#### [Source records]
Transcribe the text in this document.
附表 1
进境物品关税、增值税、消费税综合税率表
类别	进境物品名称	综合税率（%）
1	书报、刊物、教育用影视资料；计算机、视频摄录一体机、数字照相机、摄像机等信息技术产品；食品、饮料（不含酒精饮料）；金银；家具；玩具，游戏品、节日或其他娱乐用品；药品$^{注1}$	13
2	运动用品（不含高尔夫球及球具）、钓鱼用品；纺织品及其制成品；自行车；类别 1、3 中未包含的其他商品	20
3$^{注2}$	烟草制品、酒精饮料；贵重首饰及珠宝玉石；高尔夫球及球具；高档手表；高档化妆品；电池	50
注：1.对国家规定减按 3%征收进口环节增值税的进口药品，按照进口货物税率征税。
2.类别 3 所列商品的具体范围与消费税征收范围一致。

#### [Stated task]
Quote the entire listing above exactly.

#### [Result for this exercise]
Transcribe the text in this document.
附表 1
进境物品关税、增值税、消费税综合税率表
类别	进境物品名称	综合税率（%）
1	书报、刊物、教育用影视资料；计算机、视频摄录一体机、数字照相机、摄像机等信息技术产品；食品、饮料（不含酒精饮料）；金银；家具；玩具，游戏品、节日或其他娱乐用品；药品$^{注1}$	13
2	运动用品（不含高尔夫球及球具）、钓鱼用品；纺织品及其制成品；自行车；类别 1、3 中未包含的其他商品	20
3$^{注2}$	烟草制品、酒精饮料；贵重首饰及珠宝玉石；高尔夫球及球具；高档手表；高档化妆品；电池	50
注：1.对国家规定减按 3%征收进口环节增值税的进口药品，按照进口货物税率征税。
2.类别 3 所列商品的具体范围与消费税征收范围一致。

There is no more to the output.